REQUIREMENT
Reproduce all of the material word for word.

** START MATERIAL FOR THIS TASK **

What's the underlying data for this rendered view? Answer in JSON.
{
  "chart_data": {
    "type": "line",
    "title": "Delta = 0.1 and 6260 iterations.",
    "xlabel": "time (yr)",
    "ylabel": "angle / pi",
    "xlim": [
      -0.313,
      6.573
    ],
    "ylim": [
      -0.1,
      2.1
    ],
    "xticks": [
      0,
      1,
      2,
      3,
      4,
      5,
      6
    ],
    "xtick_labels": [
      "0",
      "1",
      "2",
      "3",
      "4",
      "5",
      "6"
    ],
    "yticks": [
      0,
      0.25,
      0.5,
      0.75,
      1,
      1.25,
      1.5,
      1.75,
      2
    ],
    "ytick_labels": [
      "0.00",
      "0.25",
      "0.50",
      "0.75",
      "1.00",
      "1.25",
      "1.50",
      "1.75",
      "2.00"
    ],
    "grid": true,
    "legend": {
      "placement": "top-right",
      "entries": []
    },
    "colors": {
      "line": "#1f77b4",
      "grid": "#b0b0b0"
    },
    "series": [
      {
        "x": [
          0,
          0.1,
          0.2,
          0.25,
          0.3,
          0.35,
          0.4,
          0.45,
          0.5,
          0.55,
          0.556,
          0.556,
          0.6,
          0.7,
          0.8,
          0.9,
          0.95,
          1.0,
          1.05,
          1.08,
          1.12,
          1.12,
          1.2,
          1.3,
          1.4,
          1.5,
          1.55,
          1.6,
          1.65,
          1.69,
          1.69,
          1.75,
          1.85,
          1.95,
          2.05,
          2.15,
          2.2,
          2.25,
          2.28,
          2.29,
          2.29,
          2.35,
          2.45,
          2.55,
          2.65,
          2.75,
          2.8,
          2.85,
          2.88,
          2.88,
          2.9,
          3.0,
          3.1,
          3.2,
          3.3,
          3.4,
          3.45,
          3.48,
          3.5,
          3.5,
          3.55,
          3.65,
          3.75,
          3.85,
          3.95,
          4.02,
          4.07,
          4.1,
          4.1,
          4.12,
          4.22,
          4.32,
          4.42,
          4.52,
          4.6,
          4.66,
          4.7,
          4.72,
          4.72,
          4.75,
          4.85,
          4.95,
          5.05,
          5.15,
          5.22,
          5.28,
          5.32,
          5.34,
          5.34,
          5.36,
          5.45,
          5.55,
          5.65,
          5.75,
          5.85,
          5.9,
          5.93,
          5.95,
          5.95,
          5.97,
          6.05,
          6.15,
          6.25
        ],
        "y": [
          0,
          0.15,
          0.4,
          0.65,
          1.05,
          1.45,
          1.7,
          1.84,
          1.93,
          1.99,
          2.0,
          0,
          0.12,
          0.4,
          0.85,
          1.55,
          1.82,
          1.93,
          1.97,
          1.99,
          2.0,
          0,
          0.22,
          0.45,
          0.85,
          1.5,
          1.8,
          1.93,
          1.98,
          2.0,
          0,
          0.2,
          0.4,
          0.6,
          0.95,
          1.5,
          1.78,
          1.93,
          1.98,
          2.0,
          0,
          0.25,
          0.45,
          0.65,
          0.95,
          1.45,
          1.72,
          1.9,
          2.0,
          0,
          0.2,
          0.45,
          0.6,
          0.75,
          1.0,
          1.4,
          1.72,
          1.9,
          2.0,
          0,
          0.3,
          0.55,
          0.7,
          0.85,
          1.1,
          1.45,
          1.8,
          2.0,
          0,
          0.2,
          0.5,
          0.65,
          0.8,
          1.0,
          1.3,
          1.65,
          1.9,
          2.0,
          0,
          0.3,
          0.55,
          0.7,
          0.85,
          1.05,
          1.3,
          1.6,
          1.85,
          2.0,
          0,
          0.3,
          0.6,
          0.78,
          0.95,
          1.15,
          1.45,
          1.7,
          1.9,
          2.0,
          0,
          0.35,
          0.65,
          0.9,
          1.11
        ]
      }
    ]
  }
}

** END MATERIAL FOR THIS TASK **

EXERCISE SOLUTION
What's the underlying data for this rendered view? Answer in JSON.
{
  "chart_data": {
    "type": "line",
    "title": "Delta = 0.1 and 6260 iterations.",
    "xlabel": "time (yr)",
    "ylabel": "angle / pi",
    "xlim": [
      -0.313,
      6.573
    ],
    "ylim": [
      -0.1,
      2.1
    ],
    "xticks": [
      0,
      1,
      2,
      3,
      4,
      5,
      6
    ],
    "xtick_labels": [
      "0",
      "1",
      "2",
      "3",
      "4",
      "5",
      "6"
    ],
    "yticks": [
      0,
      0.25,
      0.5,
      0.75,
      1,
      1.25,
      1.5,
      1.75,
      2
    ],
    "ytick_labels": [
      "0.00",
      "0.25",
      "0.50",
      "0.75",
      "1.00",
      "1.25",
      "1.50",
      "1.75",
      "2.00"
    ],
    "grid": true,
    "legend": {
      "placement": "top-right",
      "entries": []
    },
    "colors": {
      "line": "#1f77b4",
      "grid": "#b0b0b0"
    },
    "series": [
      {
        "x": [
          0,
          0.1,
          0.2,
          0.25,
          0.3,
          0.35,
          0.4,
          0.45,
          0.5,
          0.55,
          0.556,
          0.556,
          0.6,
          0.7,
          0.8,
          0.9,
          0.95,
          1.0,
          1.05,
          1.08,
          1.12,
          1.12,
          1.2,
          1.3,
          1.4,
          1.5,
          1.55,
          1.6,
          1.65,
          1.69,
          1.69,
          1.75,
          1.85,
          1.95,
          2.05,
          2.15,
          2.2,
          2.25,
          2.28,
          2.29,
          2.29,
          2.35,
          2.45,
          2.55,
          2.65,
          2.75,
          2.8,
          2.85,
          2.88,
          2.88,
          2.9,
          3.0,
          3.1,
          3.2,
          3.3,
          3.4,
          3.45,
          3.48,
          3.5,
          3.5,
          3.55,
          3.65,
          3.75,
          3.85,
          3.95,
          4.02,
          4.07,
          4.1,
          4.1,
          4.12,
          4.22,
          4.32,
          4.42,
          4.52,
          4.6,
          4.66,
          4.7,
          4.72,
          4.72,
          4.75,
          4.85,
          4.95,
          5.05,
          5.15,
          5.22,
          5.28,
          5.32,
          5.34,
          5.34,
          5.36,
          5.45,
          5.55,
          5.65,
          5.75,
          5.85,
          5.9,
          5.93,
          5.95,
          5.95,
          5.97,
          6.05,
          6.15,
          6.25
        ],
        "y": [
          0,
          0.15,
          0.4,
          0.65,
          1.05,
          1.45,
          1.7,
          1.84,
          1.93,
          1.99,
          2.0,
          0,
          0.12,
          0.4,
          0.85,
          1.55,
          1.82,
          1.93,
          1.97,
          1.99,
          2.0,
          0,
          0.22,
          0.45,
          0.85,
          1.5,
          1.8,
          1.93,
          1.98,
          2.0,
          0,
          0.2,
          0.4,
          0.6,
          0.95,
          1.5,
          1.78,
          1.93,
          1.98,
          2.0,
          0,
          0.25,
          0.45,
          0.65,
          0.95,
          1.45,
          1.72,
          1.9,
          2.0,
          0,
          0.2,
          0.45,
          0.6,
          0.75,
          1.0,
          1.4,
          1.72,
          1.9,
          2.0,
          0,
          0.3,
          0.55,
          0.7,
          0.85,
          1.1,
          1.45,
          1.8,
          2.0,
          0,
          0.2,
          0.5,
          0.65,
          0.8,
          1.0,
          1.3,
          1.65,
          1.9,
          2.0,
          0,
          0.3,
          0.55,
          0.7,
          0.85,
          1.05,
          1.3,
          1.6,
          1.85,
          2.0,
          0,
          0.3,
          0.6,
          0.78,
          0.95,
          1.15,
          1.45,
          1.7,
          1.9,
          2.0,
          0,
          0.35,
          0.65,
          0.9,
          1.11
        ]
      }
    ]
  }
}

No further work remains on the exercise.